Exercise aim:
Duplicate the passage of the ransomware report text between "Businesses should be" and "IT service providers.", inclusive.

Document section:
▽

Dive Brief:
- Ransomware actors extorted consumer and industrial products vendors, consulting firms and manufacturing companies more than any other organizations in 2025, the security firm Intel 471 said in a report published on Tuesday.
- The U.S. was, by far, the most affected country, accounting for more than half of all extortion victims.
- Cyber threat actors exploited more than 40% of the 520 vulnerabilities disclosed in 2025, according to Intel 471, which predicted that AI would further reduce the time needed to exploit these vulnerabilities in 2026.
Dive Insight:
The number of extortion-related cyberattacks increased by roughly 63% in 2025 to 6,800, according to Intel 471’s report, which is based on data from the company’s analysis of dark-web forums. The previous year saw the “rapid ascension” of the Qilin ransomware gang, Intel 471 said, although the Sp1d3r Hunters alliance (composed of Scattered Spider, LAPSUS$ and ShinyHunters hackers) and the Cl0p gang grabbed most of the headlines with high-profile operations.
Businesses should be particularly alert for supply-chain attacks leveraging vulnerabilities in their contractors’ products, the report warned. By compromising a managed service provider or software vendor to access its customers’ systems, a supply-chain attack “leverages established trust, allowing attackers to bypass robust defenses and achieve a much greater impact with significantly less effort,” Intel 471 researchers wrote.
Cleo and Salesloft experienced major breaches that led to significant downstream intrusions in 2025, with researchers attributing the former campaign to Cl0p and noting the potential involvement of Sp1d3r Hunters in the latter campaign. Qilin launched a campaign in September that compromised at least 20 South Korean companies through an intrusion into one of their IT service providers.
Intel 471’s data on initial access brokers’ techniques offers a road map for how businesses should lock down their systems and put their employees on alert. Remote access portals topped the list of IABs’ targeted technologies, while their most frequent entry method was the abuse of legitimate credentials.
“Access brokers tend to rely on a recurring set of tools to demonstrate proof of compromise,” researchers said. “From a defender’s perspective, understanding the adversary behavior and their tools of preference can serve as early indicators of intrusion activity.”

△

Dataset content:
▽

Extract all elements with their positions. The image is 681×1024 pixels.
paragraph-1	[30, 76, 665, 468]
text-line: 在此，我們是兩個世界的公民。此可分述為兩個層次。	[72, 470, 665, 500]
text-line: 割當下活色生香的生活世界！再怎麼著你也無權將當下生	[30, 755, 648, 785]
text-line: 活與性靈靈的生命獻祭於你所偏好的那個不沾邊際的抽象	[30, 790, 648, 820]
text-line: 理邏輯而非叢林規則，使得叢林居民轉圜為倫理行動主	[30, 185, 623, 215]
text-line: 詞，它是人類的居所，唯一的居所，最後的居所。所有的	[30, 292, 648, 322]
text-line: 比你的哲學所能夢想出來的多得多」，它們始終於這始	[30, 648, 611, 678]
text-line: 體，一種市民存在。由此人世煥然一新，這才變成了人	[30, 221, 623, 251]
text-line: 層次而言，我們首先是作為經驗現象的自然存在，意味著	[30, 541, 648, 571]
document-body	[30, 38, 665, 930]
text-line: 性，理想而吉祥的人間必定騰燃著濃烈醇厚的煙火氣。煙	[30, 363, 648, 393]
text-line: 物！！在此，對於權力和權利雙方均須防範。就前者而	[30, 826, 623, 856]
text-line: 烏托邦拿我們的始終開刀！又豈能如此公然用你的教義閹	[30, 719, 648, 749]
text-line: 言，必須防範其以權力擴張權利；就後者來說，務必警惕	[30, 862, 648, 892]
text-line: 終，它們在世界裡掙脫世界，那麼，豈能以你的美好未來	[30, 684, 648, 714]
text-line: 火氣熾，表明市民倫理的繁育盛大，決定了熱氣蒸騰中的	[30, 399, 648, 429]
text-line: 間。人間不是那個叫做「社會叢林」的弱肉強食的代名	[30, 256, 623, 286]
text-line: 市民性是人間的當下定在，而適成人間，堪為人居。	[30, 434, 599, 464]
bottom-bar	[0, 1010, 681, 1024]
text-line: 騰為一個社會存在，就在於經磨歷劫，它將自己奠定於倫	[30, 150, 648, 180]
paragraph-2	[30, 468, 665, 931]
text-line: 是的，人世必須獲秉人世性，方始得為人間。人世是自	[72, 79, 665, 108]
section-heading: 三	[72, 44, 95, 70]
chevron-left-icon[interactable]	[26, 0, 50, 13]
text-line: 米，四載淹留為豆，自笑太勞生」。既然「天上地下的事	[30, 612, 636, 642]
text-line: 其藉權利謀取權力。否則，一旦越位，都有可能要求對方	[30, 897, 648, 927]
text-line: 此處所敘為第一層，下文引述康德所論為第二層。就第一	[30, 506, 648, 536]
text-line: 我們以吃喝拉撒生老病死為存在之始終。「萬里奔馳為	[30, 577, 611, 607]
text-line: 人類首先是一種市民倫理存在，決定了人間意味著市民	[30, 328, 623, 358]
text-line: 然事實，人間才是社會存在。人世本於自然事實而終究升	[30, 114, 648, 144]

△

Output for this task:
Businesses should be particularly alert for supply-chain attacks leveraging vulnerabilities in their contractors’ products, the report warned. By compromising a managed service provider or software vendor to access its customers’ systems, a supply-chain attack “leverages established trust, allowing attackers to bypass robust defenses and achieve a much greater impact with significantly less effort,” Intel 471 researchers wrote.
Cleo and Salesloft experienced major breaches that led to significant downstream intrusions in 2025, with researchers attributing the former campaign to Cl0p and noting the potential involvement of Sp1d3r Hunters in the latter campaign. Qilin launched a campaign in September that compromised at least 20 South Korean companies through an intrusion into one of their IT service providers.